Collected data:
Begin

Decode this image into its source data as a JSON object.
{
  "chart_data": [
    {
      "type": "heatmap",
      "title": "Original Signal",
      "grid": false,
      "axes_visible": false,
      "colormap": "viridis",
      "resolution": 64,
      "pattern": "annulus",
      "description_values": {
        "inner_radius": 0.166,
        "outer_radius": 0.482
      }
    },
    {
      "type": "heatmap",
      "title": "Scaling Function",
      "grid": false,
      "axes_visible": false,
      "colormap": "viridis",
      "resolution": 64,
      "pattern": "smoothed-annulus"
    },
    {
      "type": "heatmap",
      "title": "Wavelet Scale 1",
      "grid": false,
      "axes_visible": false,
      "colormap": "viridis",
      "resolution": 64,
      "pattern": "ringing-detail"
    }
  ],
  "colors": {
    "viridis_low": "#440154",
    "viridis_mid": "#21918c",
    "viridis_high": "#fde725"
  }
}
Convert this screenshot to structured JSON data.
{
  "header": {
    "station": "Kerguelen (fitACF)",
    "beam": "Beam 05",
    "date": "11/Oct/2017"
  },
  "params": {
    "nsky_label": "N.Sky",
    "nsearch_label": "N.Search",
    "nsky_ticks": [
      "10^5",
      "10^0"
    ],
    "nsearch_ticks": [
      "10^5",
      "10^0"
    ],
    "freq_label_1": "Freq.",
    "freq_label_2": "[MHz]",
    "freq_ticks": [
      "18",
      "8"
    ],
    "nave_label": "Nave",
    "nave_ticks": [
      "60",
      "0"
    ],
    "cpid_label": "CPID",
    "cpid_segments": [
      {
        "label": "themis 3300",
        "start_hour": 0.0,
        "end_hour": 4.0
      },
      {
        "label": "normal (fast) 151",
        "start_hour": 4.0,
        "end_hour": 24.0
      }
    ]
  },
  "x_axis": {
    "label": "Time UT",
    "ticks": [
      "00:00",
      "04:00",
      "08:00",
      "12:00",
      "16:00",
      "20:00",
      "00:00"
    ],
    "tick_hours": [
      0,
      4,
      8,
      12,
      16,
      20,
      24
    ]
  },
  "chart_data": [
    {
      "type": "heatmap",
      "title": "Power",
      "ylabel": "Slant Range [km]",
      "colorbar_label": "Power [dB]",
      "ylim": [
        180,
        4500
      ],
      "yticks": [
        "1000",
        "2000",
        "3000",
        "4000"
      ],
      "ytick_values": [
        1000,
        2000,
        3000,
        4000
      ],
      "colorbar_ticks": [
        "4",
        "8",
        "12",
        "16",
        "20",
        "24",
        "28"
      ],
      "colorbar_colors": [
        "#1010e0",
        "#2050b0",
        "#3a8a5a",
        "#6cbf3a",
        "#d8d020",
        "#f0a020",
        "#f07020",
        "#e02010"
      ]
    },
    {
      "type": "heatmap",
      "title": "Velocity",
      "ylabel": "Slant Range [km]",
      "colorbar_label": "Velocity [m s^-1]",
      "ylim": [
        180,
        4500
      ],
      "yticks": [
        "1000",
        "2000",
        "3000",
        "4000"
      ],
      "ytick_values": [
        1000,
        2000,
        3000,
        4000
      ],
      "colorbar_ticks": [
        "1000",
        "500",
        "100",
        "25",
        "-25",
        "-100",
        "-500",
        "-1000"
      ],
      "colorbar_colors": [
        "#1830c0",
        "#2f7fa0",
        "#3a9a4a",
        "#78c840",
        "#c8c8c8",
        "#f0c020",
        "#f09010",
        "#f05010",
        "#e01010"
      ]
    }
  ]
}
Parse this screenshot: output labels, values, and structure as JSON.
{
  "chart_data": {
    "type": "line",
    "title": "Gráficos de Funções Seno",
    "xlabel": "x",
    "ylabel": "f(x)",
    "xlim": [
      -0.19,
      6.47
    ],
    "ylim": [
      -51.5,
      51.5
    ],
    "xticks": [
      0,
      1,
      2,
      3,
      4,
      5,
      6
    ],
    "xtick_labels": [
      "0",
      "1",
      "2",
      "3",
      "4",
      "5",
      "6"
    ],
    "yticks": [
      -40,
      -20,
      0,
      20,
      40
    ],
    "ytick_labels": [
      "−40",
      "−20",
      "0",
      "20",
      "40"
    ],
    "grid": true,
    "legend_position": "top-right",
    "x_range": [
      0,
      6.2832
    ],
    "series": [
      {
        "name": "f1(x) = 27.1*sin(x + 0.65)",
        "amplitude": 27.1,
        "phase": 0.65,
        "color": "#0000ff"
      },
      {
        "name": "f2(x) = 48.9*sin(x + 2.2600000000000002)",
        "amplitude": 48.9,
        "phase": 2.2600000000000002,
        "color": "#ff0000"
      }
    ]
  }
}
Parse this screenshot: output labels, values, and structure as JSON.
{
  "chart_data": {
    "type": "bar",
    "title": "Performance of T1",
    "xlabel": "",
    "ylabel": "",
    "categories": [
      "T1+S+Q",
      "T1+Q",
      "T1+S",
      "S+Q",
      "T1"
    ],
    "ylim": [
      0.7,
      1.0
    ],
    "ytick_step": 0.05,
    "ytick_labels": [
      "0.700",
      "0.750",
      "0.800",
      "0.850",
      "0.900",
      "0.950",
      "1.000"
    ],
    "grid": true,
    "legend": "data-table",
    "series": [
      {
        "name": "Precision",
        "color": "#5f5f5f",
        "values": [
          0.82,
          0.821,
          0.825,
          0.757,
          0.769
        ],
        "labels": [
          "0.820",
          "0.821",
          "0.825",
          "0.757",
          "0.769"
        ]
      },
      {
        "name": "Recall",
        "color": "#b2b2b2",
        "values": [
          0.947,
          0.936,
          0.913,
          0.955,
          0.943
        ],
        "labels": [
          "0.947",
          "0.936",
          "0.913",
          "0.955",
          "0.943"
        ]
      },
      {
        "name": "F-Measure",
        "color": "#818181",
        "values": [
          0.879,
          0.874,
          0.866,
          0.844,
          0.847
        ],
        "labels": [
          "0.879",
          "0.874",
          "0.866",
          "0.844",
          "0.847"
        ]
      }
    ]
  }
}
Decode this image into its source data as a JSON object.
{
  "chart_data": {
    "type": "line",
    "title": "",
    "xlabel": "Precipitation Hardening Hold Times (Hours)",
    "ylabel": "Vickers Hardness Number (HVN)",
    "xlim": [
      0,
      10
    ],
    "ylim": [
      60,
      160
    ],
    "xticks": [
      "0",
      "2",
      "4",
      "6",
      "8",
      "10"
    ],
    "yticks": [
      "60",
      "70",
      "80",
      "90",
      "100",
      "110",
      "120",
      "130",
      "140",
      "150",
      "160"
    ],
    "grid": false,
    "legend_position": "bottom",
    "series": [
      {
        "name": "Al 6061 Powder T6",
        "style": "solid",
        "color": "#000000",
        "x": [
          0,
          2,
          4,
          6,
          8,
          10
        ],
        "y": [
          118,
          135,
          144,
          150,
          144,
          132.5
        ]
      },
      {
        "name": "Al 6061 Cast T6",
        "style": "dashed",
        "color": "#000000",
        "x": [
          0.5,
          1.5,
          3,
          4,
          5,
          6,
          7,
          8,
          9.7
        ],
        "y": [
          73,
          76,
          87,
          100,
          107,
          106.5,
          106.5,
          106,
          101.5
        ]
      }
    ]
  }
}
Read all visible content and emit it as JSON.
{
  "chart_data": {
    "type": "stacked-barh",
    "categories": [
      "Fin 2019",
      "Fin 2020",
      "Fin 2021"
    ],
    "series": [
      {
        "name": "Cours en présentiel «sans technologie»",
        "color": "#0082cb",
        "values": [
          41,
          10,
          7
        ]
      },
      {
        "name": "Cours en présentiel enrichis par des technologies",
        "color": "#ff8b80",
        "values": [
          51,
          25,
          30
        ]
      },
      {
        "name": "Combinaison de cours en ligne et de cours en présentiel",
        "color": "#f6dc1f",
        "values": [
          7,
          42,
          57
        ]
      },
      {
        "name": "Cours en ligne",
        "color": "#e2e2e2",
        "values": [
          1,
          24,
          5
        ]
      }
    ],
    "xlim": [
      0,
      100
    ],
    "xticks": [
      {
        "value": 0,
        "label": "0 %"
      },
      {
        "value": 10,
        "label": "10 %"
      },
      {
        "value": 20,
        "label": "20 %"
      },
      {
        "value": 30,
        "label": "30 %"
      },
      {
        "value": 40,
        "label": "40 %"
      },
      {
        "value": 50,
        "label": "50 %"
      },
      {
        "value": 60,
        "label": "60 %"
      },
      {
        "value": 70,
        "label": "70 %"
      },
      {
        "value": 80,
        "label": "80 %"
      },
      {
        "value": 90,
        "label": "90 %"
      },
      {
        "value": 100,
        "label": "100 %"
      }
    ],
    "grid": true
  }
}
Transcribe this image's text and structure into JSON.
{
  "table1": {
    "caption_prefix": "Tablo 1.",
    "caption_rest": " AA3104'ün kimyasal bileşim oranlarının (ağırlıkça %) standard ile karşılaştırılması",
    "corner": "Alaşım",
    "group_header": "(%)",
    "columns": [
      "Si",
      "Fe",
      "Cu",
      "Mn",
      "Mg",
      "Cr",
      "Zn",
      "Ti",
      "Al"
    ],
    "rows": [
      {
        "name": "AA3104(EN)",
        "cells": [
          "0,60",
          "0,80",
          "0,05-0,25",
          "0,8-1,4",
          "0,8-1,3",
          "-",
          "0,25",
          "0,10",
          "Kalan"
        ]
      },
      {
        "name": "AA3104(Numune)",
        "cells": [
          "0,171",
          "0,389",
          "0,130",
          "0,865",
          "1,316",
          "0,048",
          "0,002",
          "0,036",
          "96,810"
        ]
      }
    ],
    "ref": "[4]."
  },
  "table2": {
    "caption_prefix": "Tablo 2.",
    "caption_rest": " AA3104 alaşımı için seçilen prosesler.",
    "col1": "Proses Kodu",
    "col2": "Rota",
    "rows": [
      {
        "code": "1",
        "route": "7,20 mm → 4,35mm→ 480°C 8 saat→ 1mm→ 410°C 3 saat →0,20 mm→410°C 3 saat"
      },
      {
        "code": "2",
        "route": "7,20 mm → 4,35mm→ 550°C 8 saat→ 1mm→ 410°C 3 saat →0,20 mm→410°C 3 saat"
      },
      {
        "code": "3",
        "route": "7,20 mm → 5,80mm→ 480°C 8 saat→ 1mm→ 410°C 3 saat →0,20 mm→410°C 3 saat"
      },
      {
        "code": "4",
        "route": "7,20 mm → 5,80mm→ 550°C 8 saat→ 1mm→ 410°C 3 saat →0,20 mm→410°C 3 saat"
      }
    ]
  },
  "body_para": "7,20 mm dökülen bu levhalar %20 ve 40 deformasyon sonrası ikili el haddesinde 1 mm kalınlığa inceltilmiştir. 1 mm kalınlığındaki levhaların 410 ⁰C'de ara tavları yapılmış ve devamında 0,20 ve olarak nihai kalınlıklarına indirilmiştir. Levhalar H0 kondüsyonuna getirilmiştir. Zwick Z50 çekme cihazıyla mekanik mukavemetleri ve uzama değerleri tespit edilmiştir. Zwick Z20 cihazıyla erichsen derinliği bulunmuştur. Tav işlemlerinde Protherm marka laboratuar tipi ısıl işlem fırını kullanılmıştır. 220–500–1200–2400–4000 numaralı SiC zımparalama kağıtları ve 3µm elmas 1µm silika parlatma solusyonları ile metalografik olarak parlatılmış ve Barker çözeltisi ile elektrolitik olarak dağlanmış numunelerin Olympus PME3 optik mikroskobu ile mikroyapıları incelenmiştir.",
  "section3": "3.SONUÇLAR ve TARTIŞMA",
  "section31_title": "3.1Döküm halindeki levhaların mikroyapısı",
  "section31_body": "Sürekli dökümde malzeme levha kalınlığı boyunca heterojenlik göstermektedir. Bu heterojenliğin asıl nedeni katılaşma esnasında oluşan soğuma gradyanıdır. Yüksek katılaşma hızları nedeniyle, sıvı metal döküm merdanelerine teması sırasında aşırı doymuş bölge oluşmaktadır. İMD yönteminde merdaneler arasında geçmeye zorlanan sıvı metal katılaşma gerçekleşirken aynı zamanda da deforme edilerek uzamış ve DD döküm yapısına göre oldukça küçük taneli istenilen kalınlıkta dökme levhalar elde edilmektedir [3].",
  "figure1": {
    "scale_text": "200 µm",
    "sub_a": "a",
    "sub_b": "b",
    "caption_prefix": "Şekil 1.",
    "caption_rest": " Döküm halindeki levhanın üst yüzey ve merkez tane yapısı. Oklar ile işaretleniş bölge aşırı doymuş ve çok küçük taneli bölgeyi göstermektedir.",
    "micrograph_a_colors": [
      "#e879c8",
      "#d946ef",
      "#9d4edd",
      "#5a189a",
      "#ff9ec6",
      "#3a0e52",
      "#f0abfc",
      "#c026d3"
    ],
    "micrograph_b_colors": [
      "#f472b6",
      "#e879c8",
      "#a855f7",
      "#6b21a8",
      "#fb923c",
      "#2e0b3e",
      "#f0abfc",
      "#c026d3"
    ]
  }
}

End

- Directive -
Pull out every line holding "taneli" from the records above, and copy it.

- The output -
  "section31_body": "Sürekli dökümde malzeme levha kalınlığı boyunca heterojenlik göstermektedir. Bu heterojenliğin asıl nedeni katılaşma esnasında oluşan soğuma gradyanıdır. Yüksek katılaşma hızları nedeniyle, sıvı metal döküm merdanelerine teması sırasında aşırı doymuş bölge oluşmaktadır. İMD yönteminde merdaneler arasında geçmeye zorlanan sıvı metal katılaşma gerçekleşirken aynı zamanda da deforme edilerek uzamış ve DD döküm yapısına göre oldukça küçük taneli istenilen kalınlıkta dökme levhalar elde edilmektedir [3].",
    "caption_rest": " Döküm halindeki levhanın üst yüzey ve merkez tane yapısı. Oklar ile işaretleniş bölge aşırı doymuş ve çok küçük taneli bölgeyi göstermektedir.",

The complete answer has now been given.